Chart and figure data:

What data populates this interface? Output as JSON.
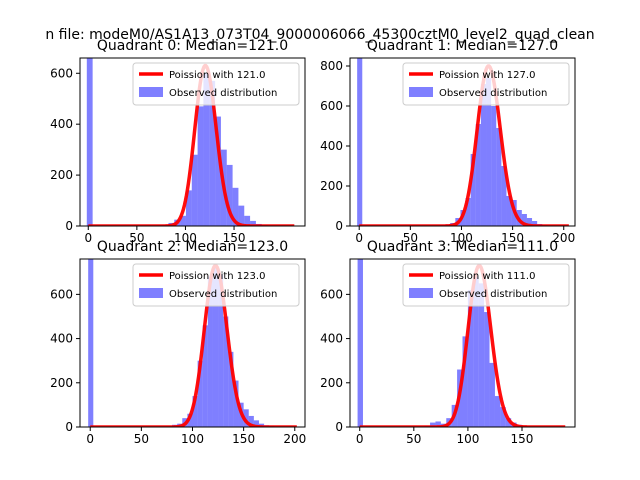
{
  "suptitle": "n file: modeM0/AS1A13_073T04_9000006066_45300cztM0_level2_quad_clean",
  "colors": {
    "hist": "#0000ff",
    "poisson": "#ff0000"
  },
  "chart_data": [
    {
      "type": "bar",
      "title": "Quadrant 0: Median=121.0",
      "legend_position": "top-right",
      "xlim": [
        -8.5,
        223
      ],
      "ylim": [
        0,
        660
      ],
      "xticks": [
        0,
        50,
        100,
        150
      ],
      "yticks": [
        0,
        200,
        400,
        600
      ],
      "series": [
        {
          "name": "Poission with 121.0",
          "kind": "line",
          "mu": 121.0,
          "peak": 630,
          "x_range": [
            0,
            212
          ]
        },
        {
          "name": "Observed distribution",
          "kind": "histogram",
          "bins": [
            [
              -1.5,
              4.5,
              690
            ],
            [
              58.5,
              64.5,
              3
            ],
            [
              64.5,
              70.5,
              2
            ],
            [
              70.5,
              76.5,
              3
            ],
            [
              76.5,
              82.5,
              5
            ],
            [
              82.5,
              88.5,
              12
            ],
            [
              88.5,
              94.5,
              25
            ],
            [
              94.5,
              100.5,
              40
            ],
            [
              100.5,
              106.5,
              140
            ],
            [
              106.5,
              112.5,
              280
            ],
            [
              112.5,
              118.5,
              470
            ],
            [
              118.5,
              124.5,
              600
            ],
            [
              124.5,
              130.5,
              570
            ],
            [
              130.5,
              136.5,
              430
            ],
            [
              136.5,
              142.5,
              300
            ],
            [
              142.5,
              148.5,
              240
            ],
            [
              148.5,
              154.5,
              150
            ],
            [
              154.5,
              160.5,
              80
            ],
            [
              160.5,
              166.5,
              40
            ],
            [
              166.5,
              172.5,
              20
            ],
            [
              172.5,
              178.5,
              8
            ],
            [
              178.5,
              184.5,
              4
            ]
          ]
        }
      ]
    },
    {
      "type": "bar",
      "title": "Quadrant 1: Median=127.0",
      "legend_position": "top-right",
      "xlim": [
        -9,
        211
      ],
      "ylim": [
        0,
        840
      ],
      "xticks": [
        0,
        50,
        100,
        150,
        200
      ],
      "yticks": [
        0,
        200,
        400,
        600,
        800
      ],
      "series": [
        {
          "name": "Poission with 127.0",
          "kind": "line",
          "mu": 127.0,
          "peak": 800,
          "x_range": [
            0,
            205
          ]
        },
        {
          "name": "Observed distribution",
          "kind": "histogram",
          "bins": [
            [
              -2,
              3,
              860
            ],
            [
              74,
              79,
              3
            ],
            [
              79,
              84,
              5
            ],
            [
              84,
              89,
              8
            ],
            [
              89,
              94,
              15
            ],
            [
              94,
              99,
              40
            ],
            [
              99,
              104,
              80
            ],
            [
              104,
              109,
              140
            ],
            [
              109,
              114,
              360
            ],
            [
              114,
              119,
              510
            ],
            [
              119,
              124,
              710
            ],
            [
              124,
              129,
              740
            ],
            [
              129,
              134,
              600
            ],
            [
              134,
              139,
              490
            ],
            [
              139,
              144,
              300
            ],
            [
              144,
              149,
              150
            ],
            [
              149,
              154,
              130
            ],
            [
              154,
              159,
              80
            ],
            [
              159,
              164,
              60
            ],
            [
              164,
              169,
              40
            ],
            [
              169,
              174,
              25
            ],
            [
              174,
              179,
              10
            ],
            [
              179,
              184,
              5
            ]
          ]
        }
      ]
    },
    {
      "type": "bar",
      "title": "Quadrant 2: Median=123.0",
      "legend_position": "top-right",
      "xlim": [
        -10,
        210
      ],
      "ylim": [
        0,
        760
      ],
      "xticks": [
        0,
        50,
        100,
        150,
        200
      ],
      "yticks": [
        0,
        200,
        400,
        600
      ],
      "series": [
        {
          "name": "Poission with 123.0",
          "kind": "line",
          "mu": 123.0,
          "peak": 730,
          "x_range": [
            0,
            202
          ]
        },
        {
          "name": "Observed distribution",
          "kind": "histogram",
          "bins": [
            [
              -2,
              3,
              780
            ],
            [
              80,
              85,
              10
            ],
            [
              85,
              90,
              15
            ],
            [
              90,
              95,
              40
            ],
            [
              95,
              100,
              60
            ],
            [
              100,
              105,
              140
            ],
            [
              105,
              110,
              300
            ],
            [
              110,
              115,
              460
            ],
            [
              115,
              120,
              680
            ],
            [
              120,
              125,
              720
            ],
            [
              125,
              130,
              690
            ],
            [
              130,
              135,
              500
            ],
            [
              135,
              140,
              340
            ],
            [
              140,
              145,
              210
            ],
            [
              145,
              150,
              110
            ],
            [
              150,
              155,
              80
            ],
            [
              155,
              160,
              50
            ],
            [
              160,
              165,
              30
            ],
            [
              165,
              170,
              15
            ],
            [
              170,
              175,
              8
            ],
            [
              175,
              180,
              5
            ]
          ]
        }
      ]
    },
    {
      "type": "bar",
      "title": "Quadrant 3: Median=111.0",
      "legend_position": "top-right",
      "xlim": [
        -9,
        199
      ],
      "ylim": [
        0,
        760
      ],
      "xticks": [
        0,
        50,
        100,
        150
      ],
      "yticks": [
        0,
        200,
        400,
        600
      ],
      "series": [
        {
          "name": "Poission with 111.0",
          "kind": "line",
          "mu": 111.0,
          "peak": 730,
          "x_range": [
            0,
            190
          ]
        },
        {
          "name": "Observed distribution",
          "kind": "histogram",
          "bins": [
            [
              -2,
              3,
              790
            ],
            [
              60,
              65,
              5
            ],
            [
              65,
              70,
              20
            ],
            [
              70,
              75,
              25
            ],
            [
              75,
              80,
              15
            ],
            [
              80,
              85,
              40
            ],
            [
              85,
              90,
              100
            ],
            [
              90,
              95,
              260
            ],
            [
              95,
              100,
              410
            ],
            [
              100,
              105,
              620
            ],
            [
              105,
              110,
              680
            ],
            [
              110,
              115,
              650
            ],
            [
              115,
              120,
              520
            ],
            [
              120,
              125,
              290
            ],
            [
              125,
              130,
              140
            ],
            [
              130,
              135,
              90
            ],
            [
              135,
              140,
              40
            ],
            [
              140,
              145,
              20
            ],
            [
              145,
              150,
              10
            ],
            [
              150,
              155,
              5
            ]
          ]
        }
      ]
    }
  ]
}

- **What the task requires**
Scan the material above. Extract every line in which the word "Median" occurs.

- **Answer in full**
      "title": "Quadrant 0: Median=121.0",
      "title": "Quadrant 1: Median=127.0",
      "title": "Quadrant 2: Median=123.0",
      "title": "Quadrant 3: Median=111.0",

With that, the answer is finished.